▶ _Task description_
Every record must appear in your copy exactly as written, with no pictures.

Dataset rows about figures
— START —

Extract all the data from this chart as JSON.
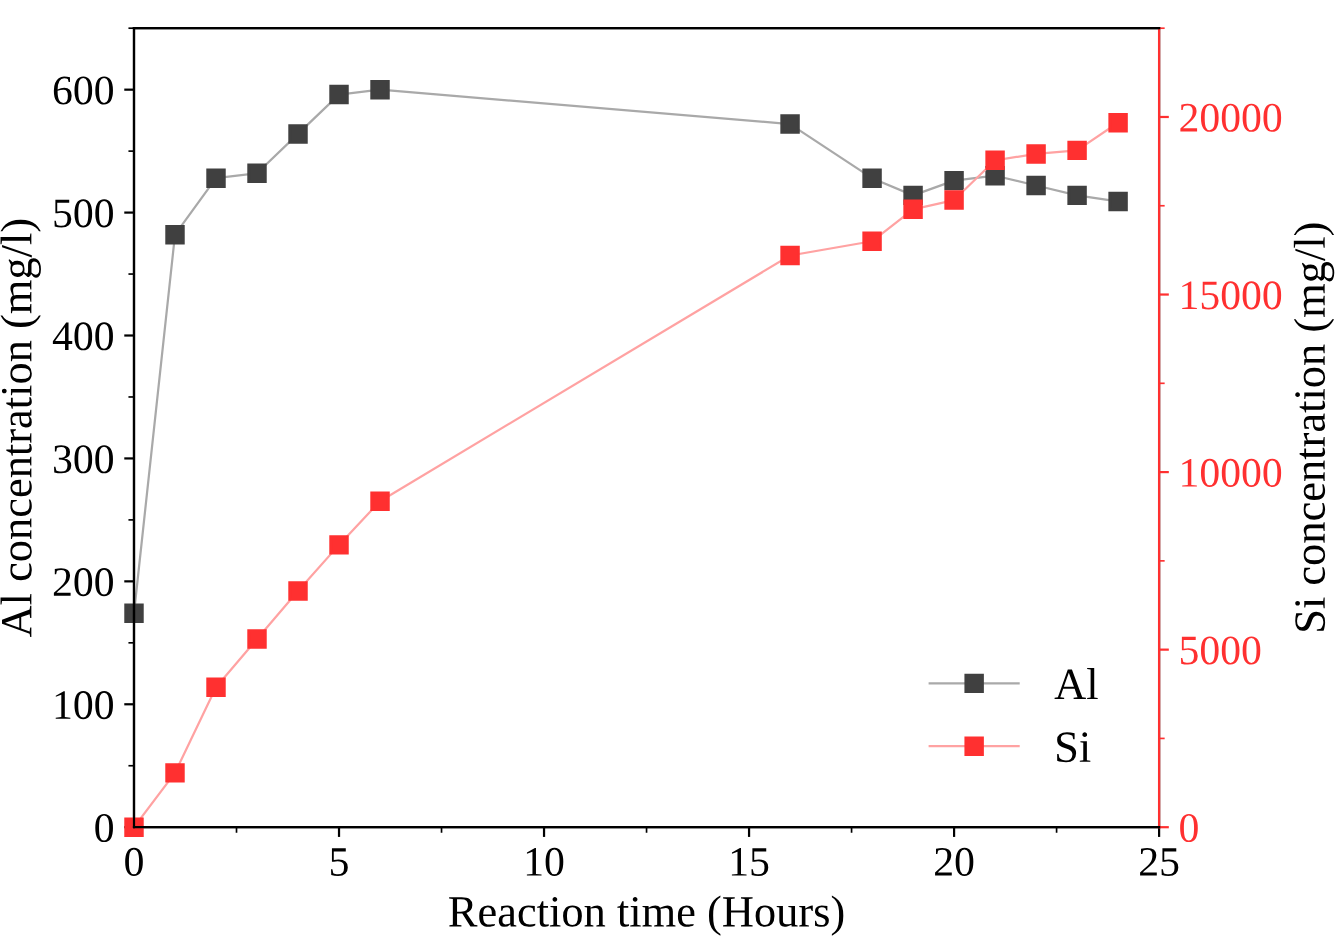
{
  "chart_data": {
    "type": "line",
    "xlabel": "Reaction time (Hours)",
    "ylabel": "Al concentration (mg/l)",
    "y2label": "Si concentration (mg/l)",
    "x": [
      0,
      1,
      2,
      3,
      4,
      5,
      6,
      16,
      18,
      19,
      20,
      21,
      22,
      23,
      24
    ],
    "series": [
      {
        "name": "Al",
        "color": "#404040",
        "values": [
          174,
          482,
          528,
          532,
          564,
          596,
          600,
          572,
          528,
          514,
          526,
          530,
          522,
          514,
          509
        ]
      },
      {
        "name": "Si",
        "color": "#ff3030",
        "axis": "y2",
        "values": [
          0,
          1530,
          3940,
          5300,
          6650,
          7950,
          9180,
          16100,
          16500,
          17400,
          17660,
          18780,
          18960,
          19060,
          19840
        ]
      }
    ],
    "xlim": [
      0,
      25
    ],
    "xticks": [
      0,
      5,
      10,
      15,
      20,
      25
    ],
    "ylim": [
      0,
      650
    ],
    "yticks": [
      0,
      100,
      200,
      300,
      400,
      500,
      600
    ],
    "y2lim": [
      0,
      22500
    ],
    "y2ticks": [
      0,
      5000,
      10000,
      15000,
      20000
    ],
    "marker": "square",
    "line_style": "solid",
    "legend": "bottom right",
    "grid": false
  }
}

— END —

▶ _Result_
Extract all the data from this chart as JSON.
{
  "chart_data": {
    "type": "line",
    "xlabel": "Reaction time (Hours)",
    "ylabel": "Al concentration (mg/l)",
    "y2label": "Si concentration (mg/l)",
    "x": [
      0,
      1,
      2,
      3,
      4,
      5,
      6,
      16,
      18,
      19,
      20,
      21,
      22,
      23,
      24
    ],
    "series": [
      {
        "name": "Al",
        "color": "#404040",
        "values": [
          174,
          482,
          528,
          532,
          564,
          596,
          600,
          572,
          528,
          514,
          526,
          530,
          522,
          514,
          509
        ]
      },
      {
        "name": "Si",
        "color": "#ff3030",
        "axis": "y2",
        "values": [
          0,
          1530,
          3940,
          5300,
          6650,
          7950,
          9180,
          16100,
          16500,
          17400,
          17660,
          18780,
          18960,
          19060,
          19840
        ]
      }
    ],
    "xlim": [
      0,
      25
    ],
    "xticks": [
      0,
      5,
      10,
      15,
      20,
      25
    ],
    "ylim": [
      0,
      650
    ],
    "yticks": [
      0,
      100,
      200,
      300,
      400,
      500,
      600
    ],
    "y2lim": [
      0,
      22500
    ],
    "y2ticks": [
      0,
      5000,
      10000,
      15000,
      20000
    ],
    "marker": "square",
    "line_style": "solid",
    "legend": "bottom right",
    "grid": false
  }
}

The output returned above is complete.